### TASKS TO COMPLETE
1 - From the labor board dissent summary, repeat everything from "In dissent, Member Johnson" down to "over the FAA.".
2 - Pick up the labor board dissent summary where it stops and keep writing it.

#### PAGE TEXT ####

In dissent, Member Miscimarra disagreed with the majority’s finding that Section 8(a)(1) of the Act prohibits employees and employers from entering into agreements that waive class procedures in litigation or arbitration. First, he found that the Act does not vest the Board with the authority to dictate or prescribe any particular procedures governing non-NLRA claim adjudications. Second, he found that Section 9(a) of the Act – which protects the rights of employees and employers “at any time” to adjust grievances on an “individual” basis – protects the right of individual employees and employers to enter into arbitration agreements. Third, he found that the FAA precludes the Board from invalidating class waivers contained in individual employment agreements. Finally, he found that the Act and its legislative history render inappropriate the majority’s remedies, including the requirement that the Respondent pay attorneys’ fees incurred in opposition to the employer’s efforts to enforce the arbitration agreements.
In dissent, Member Johnson found that the majority interpreted Section 7 too broadly. He found that the Board cannot transform procedural class and collective action rules – established under other statutes – into substantive rights under the Act. In finding that the Respondent’s arbitration agreements do not violate Section 8(a)(1), he found that employers have a legitimate interest in avoiding aggregated, meritless suits. Disagreeing with the majority, he found that Supreme Court FAA jurisprudence makes clear that the Board cannot interpret Section 7 to override the FAA’s command that arbitration agreements be enforced according to their terms. He noted that the Supreme Court has consistently resolved conflicts between the FAA and other Federal laws in favor of the FAA. Under this precedent, he found no reason to believe that the Act’s generalized provision should prevail over the FAA.
Charge filed by an individual. Chairman Pearce, and Members Miscimarra, Hirozawa, Johnson, and Schiffer participated.
***
Richmond District Neighborhood Center (20-CA-091748; 361 NLRB No. 74) San Francisco, CA, October 28, 2014.

#### INFORMATION SUPPLIED ####

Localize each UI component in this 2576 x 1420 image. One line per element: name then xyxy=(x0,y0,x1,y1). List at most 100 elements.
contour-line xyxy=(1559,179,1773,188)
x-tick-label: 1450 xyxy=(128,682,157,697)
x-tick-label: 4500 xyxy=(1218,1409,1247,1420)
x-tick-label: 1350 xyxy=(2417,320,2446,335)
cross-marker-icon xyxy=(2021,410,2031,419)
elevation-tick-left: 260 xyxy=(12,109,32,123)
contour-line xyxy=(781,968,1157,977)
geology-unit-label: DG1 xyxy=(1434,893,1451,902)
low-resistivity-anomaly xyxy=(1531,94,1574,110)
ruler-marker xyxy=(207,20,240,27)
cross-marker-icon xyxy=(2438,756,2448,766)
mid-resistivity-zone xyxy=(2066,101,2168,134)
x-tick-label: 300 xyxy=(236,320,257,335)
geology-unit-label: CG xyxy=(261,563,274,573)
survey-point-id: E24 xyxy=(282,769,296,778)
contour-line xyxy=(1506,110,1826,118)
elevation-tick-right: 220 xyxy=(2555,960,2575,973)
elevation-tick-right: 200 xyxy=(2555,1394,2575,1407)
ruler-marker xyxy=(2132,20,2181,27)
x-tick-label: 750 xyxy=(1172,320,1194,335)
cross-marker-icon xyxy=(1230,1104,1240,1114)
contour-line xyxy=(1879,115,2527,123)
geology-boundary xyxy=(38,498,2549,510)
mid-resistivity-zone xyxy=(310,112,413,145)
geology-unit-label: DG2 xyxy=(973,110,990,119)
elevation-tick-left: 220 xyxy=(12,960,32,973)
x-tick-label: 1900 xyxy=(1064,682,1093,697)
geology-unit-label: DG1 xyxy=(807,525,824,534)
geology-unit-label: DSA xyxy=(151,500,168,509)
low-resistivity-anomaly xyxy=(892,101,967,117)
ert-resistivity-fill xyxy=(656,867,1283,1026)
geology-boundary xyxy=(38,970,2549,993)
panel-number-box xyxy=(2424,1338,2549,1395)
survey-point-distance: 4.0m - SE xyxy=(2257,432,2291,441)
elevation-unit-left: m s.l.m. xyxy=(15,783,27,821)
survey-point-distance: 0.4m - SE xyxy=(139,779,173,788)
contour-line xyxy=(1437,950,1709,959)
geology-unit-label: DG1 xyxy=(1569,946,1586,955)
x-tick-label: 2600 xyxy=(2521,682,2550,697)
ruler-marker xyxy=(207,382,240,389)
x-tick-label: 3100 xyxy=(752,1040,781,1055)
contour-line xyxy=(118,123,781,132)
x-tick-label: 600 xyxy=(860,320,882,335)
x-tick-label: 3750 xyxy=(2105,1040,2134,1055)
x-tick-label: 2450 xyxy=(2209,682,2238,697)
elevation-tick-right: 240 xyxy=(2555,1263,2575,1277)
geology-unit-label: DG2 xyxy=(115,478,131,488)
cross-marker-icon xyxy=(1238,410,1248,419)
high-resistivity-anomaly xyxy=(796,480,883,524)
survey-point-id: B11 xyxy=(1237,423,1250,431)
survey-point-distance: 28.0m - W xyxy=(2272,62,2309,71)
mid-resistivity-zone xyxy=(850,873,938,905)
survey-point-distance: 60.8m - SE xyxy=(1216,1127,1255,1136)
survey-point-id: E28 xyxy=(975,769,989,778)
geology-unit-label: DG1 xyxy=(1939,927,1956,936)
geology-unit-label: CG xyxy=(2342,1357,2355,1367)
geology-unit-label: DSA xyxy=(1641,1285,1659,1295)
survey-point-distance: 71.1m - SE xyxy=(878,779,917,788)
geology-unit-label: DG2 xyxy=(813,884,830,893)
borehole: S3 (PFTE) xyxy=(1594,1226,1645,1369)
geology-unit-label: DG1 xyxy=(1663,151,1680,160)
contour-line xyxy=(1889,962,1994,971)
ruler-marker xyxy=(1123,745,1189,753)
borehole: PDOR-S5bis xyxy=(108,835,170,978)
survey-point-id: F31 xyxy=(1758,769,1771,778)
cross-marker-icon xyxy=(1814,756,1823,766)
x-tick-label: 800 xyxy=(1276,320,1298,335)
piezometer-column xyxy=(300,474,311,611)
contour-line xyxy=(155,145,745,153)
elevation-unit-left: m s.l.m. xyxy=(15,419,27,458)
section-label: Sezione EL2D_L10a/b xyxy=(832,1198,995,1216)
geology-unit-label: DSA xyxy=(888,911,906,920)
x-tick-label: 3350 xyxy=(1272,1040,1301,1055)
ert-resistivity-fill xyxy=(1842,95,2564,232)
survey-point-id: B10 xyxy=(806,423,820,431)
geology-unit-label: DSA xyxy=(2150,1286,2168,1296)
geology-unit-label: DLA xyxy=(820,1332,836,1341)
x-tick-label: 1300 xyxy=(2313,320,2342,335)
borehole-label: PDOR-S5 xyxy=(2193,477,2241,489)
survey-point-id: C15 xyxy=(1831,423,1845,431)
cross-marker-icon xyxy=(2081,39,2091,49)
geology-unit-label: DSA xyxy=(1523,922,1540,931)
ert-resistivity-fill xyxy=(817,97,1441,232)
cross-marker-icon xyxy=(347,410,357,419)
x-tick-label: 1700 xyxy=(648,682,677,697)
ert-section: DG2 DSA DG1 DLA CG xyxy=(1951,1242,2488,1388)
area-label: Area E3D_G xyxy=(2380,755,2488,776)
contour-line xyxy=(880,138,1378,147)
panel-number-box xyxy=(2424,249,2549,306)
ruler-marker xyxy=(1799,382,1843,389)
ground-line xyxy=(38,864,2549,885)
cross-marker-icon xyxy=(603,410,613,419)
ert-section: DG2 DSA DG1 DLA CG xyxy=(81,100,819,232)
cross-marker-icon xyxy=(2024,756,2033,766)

####

### TASK-BY-TASK ANSWERS
1 -
In dissent, Member Johnson found that the majority interpreted Section 7 too broadly. He found that the Board cannot transform procedural class and collective action rules – established under other statutes – into substantive rights under the Act. In finding that the Respondent’s arbitration agreements do not violate Section 8(a)(1), he found that employers have a legitimate interest in avoiding aggregated, meritless suits. Disagreeing with the majority, he found that Supreme Court FAA jurisprudence makes clear that the Board cannot interpret Section 7 to override the FAA’s command that arbitration agreements be enforced according to their terms. He noted that the Supreme Court has consistently resolved conflicts between the FAA and other Federal laws in favor of the FAA. Under this precedent, he found no reason to believe that the Act’s generalized provision should prevail over the FAA.

2 -
The Board found that the Respondent did not violate Section 8(a)(1) when, solely based on a Facebook conversation, it rescinded two teen-center employees’ rehire letters for the next school year. The Board agreed with the judge that the Facebook posts lost the Act’s protection, as they contained extensive, detailed advocacy of insubordination during the next school year that the Respondent reasonably feared would be acted upon. Charge filed by an individual. Administrative Law Judge Jay R. Pollack issued his decision on November 5, 2013. Members Miscimarra, Johnson, and Schiffer participated.
***
Gaylord Chemical Co., LLC (10-CA-038782; 361 NLRB No. 67) Bogalusa, LA, and Tucaloosa, AL, October 28, 2014.
Upon de novo review in light of NLRB v. Noel Canning, 134 S. Ct. 2550 (2014), the Board found that the Respondent violated the Section 8(a)(5) of the Act by refusing to recognize and bargain with the Union following the Respondent’s relocation from Bogalusa, Louisiana, to Tuscaloosa, Alabama, and by refusing to provide the Union with requested relevant information, and unilaterally creating a new unit position. The Board also found that the Respondent violated Section 8(a)(1) of the Act by coercively questioning an employee about his union sympathies. As in the vacated decision reported at 358 NLRB No. 63 (2012), the Board based its finding regarding the refusal to recognize and bargain with the Union on the fact that the new plant’s operations and equipment were essentially identical to the old plant’s and that a substantial number of unit employees moved with the plant to the new location. Member Johnson agreed with his colleagues and noted that the Respondent did not put on evidence to explain any key differences in operations or to refute the circumstances surrounding the interrogation. Charges filed by United Steelworkers International Union and Its Local 887. Administrative Law Judge Ira Sandron issued his decision on August 18, 2011. Chairman Pearce, and Members Hirozawa and Johnson participated.
***
BCI Coca-Cola Bottling Company of Los Angeles (28-CA-022792; 361 NLRB No. 75) Tempe, AZ, October 29, 2014.
The Board affirmed the administrative law judge’s finding that it was appropriate to defer to the non-Board settlement agreement between the Respondent and the Union, which settled a dispute concerning the layoff of eight employees. The Board found that the settlement met the requirements of Spielberg Mfg. Co., 112 NLRB 1080 (1955) (link is external), and Olin Corp., 268 NLRB 573 (1984) (link is external). The Board also found that additional allegations that the Respondent violated Section 8(a)(1) by making threats of futility, layoffs, and other unspecified reprisals, were inextricably bound with the layoff allegations and were resolved by the settlement agreement. Charge filed by an individual. Members Miscimarra, Hirozawa, and Schiffer participated.
***
Farm Fresh Company, Target One, LLC (28-CA-100434; 361 NLRB No. 83) Phoenix, AZ, October 30, 2014.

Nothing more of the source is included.